▶ Requirement
Repeat all of the data precisely.

▶ Data shown
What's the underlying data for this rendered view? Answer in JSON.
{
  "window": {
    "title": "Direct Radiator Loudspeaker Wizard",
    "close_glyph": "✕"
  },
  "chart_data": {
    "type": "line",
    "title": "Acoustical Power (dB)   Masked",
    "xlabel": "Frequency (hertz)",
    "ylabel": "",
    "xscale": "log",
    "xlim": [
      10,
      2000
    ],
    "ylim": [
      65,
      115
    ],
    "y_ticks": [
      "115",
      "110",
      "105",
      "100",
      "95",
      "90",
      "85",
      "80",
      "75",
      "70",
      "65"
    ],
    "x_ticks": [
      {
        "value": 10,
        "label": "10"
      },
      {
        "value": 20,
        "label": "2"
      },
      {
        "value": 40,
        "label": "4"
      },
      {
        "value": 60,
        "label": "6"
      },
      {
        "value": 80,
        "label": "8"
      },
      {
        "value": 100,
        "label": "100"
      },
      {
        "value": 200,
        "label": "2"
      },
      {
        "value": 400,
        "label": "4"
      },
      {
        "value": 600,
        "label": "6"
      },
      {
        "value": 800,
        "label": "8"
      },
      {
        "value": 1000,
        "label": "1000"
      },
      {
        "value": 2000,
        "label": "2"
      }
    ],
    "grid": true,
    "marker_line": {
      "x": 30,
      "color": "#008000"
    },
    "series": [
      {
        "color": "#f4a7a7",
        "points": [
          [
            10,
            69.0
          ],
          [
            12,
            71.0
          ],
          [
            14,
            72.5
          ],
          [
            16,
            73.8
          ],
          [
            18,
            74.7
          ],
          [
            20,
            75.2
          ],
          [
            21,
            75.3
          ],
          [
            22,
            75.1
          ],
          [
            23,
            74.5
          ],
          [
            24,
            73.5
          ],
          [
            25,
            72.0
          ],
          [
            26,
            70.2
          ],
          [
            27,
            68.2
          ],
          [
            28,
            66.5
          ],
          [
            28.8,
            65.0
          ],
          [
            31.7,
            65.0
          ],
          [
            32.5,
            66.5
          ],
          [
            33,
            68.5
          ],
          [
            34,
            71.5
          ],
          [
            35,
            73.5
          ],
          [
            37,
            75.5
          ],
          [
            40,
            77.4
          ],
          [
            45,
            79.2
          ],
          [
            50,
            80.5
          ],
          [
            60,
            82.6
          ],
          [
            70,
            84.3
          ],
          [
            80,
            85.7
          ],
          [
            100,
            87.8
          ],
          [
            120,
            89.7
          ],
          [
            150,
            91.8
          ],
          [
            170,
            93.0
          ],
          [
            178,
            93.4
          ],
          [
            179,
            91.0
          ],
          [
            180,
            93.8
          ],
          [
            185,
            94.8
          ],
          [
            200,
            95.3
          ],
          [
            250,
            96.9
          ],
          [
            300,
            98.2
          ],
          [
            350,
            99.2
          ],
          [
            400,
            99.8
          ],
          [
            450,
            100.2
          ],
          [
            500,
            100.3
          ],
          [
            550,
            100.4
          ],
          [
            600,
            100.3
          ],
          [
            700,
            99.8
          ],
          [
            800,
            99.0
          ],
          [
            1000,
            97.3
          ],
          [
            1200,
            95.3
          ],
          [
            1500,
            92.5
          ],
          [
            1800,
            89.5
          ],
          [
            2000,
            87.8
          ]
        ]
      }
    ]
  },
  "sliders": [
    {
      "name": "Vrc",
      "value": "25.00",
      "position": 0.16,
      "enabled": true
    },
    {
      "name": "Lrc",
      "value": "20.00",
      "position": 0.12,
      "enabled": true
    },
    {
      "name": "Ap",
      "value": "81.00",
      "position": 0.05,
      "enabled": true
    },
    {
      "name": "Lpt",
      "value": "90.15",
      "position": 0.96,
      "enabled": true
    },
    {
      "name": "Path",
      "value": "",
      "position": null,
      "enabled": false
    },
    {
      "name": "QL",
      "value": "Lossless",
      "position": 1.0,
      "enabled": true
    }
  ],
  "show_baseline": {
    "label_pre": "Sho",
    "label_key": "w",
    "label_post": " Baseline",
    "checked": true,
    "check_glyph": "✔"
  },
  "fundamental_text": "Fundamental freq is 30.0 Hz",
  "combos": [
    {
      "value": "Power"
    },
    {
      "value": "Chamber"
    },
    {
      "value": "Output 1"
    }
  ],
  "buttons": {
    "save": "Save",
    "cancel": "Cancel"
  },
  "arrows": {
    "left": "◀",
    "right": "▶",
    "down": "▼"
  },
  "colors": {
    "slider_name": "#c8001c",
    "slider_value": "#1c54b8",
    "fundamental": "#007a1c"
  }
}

▶ Result of the task
What's the underlying data for this rendered view? Answer in JSON.
{
  "window": {
    "title": "Direct Radiator Loudspeaker Wizard",
    "close_glyph": "✕"
  },
  "chart_data": {
    "type": "line",
    "title": "Acoustical Power (dB)   Masked",
    "xlabel": "Frequency (hertz)",
    "ylabel": "",
    "xscale": "log",
    "xlim": [
      10,
      2000
    ],
    "ylim": [
      65,
      115
    ],
    "y_ticks": [
      "115",
      "110",
      "105",
      "100",
      "95",
      "90",
      "85",
      "80",
      "75",
      "70",
      "65"
    ],
    "x_ticks": [
      {
        "value": 10,
        "label": "10"
      },
      {
        "value": 20,
        "label": "2"
      },
      {
        "value": 40,
        "label": "4"
      },
      {
        "value": 60,
        "label": "6"
      },
      {
        "value": 80,
        "label": "8"
      },
      {
        "value": 100,
        "label": "100"
      },
      {
        "value": 200,
        "label": "2"
      },
      {
        "value": 400,
        "label": "4"
      },
      {
        "value": 600,
        "label": "6"
      },
      {
        "value": 800,
        "label": "8"
      },
      {
        "value": 1000,
        "label": "1000"
      },
      {
        "value": 2000,
        "label": "2"
      }
    ],
    "grid": true,
    "marker_line": {
      "x": 30,
      "color": "#008000"
    },
    "series": [
      {
        "color": "#f4a7a7",
        "points": [
          [
            10,
            69.0
          ],
          [
            12,
            71.0
          ],
          [
            14,
            72.5
          ],
          [
            16,
            73.8
          ],
          [
            18,
            74.7
          ],
          [
            20,
            75.2
          ],
          [
            21,
            75.3
          ],
          [
            22,
            75.1
          ],
          [
            23,
            74.5
          ],
          [
            24,
            73.5
          ],
          [
            25,
            72.0
          ],
          [
            26,
            70.2
          ],
          [
            27,
            68.2
          ],
          [
            28,
            66.5
          ],
          [
            28.8,
            65.0
          ],
          [
            31.7,
            65.0
          ],
          [
            32.5,
            66.5
          ],
          [
            33,
            68.5
          ],
          [
            34,
            71.5
          ],
          [
            35,
            73.5
          ],
          [
            37,
            75.5
          ],
          [
            40,
            77.4
          ],
          [
            45,
            79.2
          ],
          [
            50,
            80.5
          ],
          [
            60,
            82.6
          ],
          [
            70,
            84.3
          ],
          [
            80,
            85.7
          ],
          [
            100,
            87.8
          ],
          [
            120,
            89.7
          ],
          [
            150,
            91.8
          ],
          [
            170,
            93.0
          ],
          [
            178,
            93.4
          ],
          [
            179,
            91.0
          ],
          [
            180,
            93.8
          ],
          [
            185,
            94.8
          ],
          [
            200,
            95.3
          ],
          [
            250,
            96.9
          ],
          [
            300,
            98.2
          ],
          [
            350,
            99.2
          ],
          [
            400,
            99.8
          ],
          [
            450,
            100.2
          ],
          [
            500,
            100.3
          ],
          [
            550,
            100.4
          ],
          [
            600,
            100.3
          ],
          [
            700,
            99.8
          ],
          [
            800,
            99.0
          ],
          [
            1000,
            97.3
          ],
          [
            1200,
            95.3
          ],
          [
            1500,
            92.5
          ],
          [
            1800,
            89.5
          ],
          [
            2000,
            87.8
          ]
        ]
      }
    ]
  },
  "sliders": [
    {
      "name": "Vrc",
      "value": "25.00",
      "position": 0.16,
      "enabled": true
    },
    {
      "name": "Lrc",
      "value": "20.00",
      "position": 0.12,
      "enabled": true
    },
    {
      "name": "Ap",
      "value": "81.00",
      "position": 0.05,
      "enabled": true
    },
    {
      "name": "Lpt",
      "value": "90.15",
      "position": 0.96,
      "enabled": true
    },
    {
      "name": "Path",
      "value": "",
      "position": null,
      "enabled": false
    },
    {
      "name": "QL",
      "value": "Lossless",
      "position": 1.0,
      "enabled": true
    }
  ],
  "show_baseline": {
    "label_pre": "Sho",
    "label_key": "w",
    "label_post": " Baseline",
    "checked": true,
    "check_glyph": "✔"
  },
  "fundamental_text": "Fundamental freq is 30.0 Hz",
  "combos": [
    {
      "value": "Power"
    },
    {
      "value": "Chamber"
    },
    {
      "value": "Output 1"
    }
  ],
  "buttons": {
    "save": "Save",
    "cancel": "Cancel"
  },
  "arrows": {
    "left": "◀",
    "right": "▶",
    "down": "▼"
  },
  "colors": {
    "slider_name": "#c8001c",
    "slider_value": "#1c54b8",
    "fundamental": "#007a1c"
  }
}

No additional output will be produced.